Where the word "this" occurs in a line, return that line.

□ □ □ □ □ □ □

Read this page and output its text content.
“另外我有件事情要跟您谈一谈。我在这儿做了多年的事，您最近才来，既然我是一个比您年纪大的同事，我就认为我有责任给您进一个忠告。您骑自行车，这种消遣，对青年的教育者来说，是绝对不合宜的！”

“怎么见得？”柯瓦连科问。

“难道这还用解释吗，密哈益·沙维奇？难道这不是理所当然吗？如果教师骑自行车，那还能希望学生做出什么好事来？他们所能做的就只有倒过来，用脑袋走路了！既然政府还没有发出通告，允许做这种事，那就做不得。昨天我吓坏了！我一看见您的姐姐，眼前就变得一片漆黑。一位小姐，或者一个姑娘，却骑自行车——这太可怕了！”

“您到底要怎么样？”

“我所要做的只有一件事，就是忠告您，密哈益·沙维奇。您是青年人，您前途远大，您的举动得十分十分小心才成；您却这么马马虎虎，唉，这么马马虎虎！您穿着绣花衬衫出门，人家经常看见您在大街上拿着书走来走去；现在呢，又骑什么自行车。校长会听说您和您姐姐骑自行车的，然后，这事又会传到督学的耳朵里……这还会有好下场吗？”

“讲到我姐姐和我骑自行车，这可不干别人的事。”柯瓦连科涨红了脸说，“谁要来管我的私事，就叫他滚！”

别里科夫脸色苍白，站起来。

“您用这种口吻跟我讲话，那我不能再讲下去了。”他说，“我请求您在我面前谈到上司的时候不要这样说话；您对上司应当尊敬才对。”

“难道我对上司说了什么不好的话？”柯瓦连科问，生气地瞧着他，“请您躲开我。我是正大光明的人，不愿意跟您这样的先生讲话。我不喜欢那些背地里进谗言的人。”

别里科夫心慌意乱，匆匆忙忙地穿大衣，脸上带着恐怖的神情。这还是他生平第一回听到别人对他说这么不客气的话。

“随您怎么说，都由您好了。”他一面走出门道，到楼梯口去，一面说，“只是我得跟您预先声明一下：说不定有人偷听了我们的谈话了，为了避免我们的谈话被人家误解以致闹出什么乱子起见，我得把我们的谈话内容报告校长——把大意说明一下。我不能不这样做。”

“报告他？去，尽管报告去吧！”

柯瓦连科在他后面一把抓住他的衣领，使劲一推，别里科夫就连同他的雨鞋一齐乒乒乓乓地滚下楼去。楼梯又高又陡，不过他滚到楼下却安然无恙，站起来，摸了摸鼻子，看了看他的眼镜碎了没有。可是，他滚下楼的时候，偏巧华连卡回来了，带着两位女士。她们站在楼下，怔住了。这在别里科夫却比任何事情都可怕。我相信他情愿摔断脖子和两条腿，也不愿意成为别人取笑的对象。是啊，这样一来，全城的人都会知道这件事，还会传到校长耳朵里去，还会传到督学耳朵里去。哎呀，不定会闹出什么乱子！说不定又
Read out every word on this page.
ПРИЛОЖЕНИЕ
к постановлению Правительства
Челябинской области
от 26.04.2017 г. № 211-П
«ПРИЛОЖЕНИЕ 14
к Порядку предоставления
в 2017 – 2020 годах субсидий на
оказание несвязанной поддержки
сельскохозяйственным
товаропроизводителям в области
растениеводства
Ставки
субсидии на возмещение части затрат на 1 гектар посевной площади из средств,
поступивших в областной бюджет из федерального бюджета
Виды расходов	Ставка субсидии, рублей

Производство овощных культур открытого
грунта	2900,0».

□ □ □ □ □ □ □

**Result of the task**
Read this page and output its text content.
Read out every word on this page.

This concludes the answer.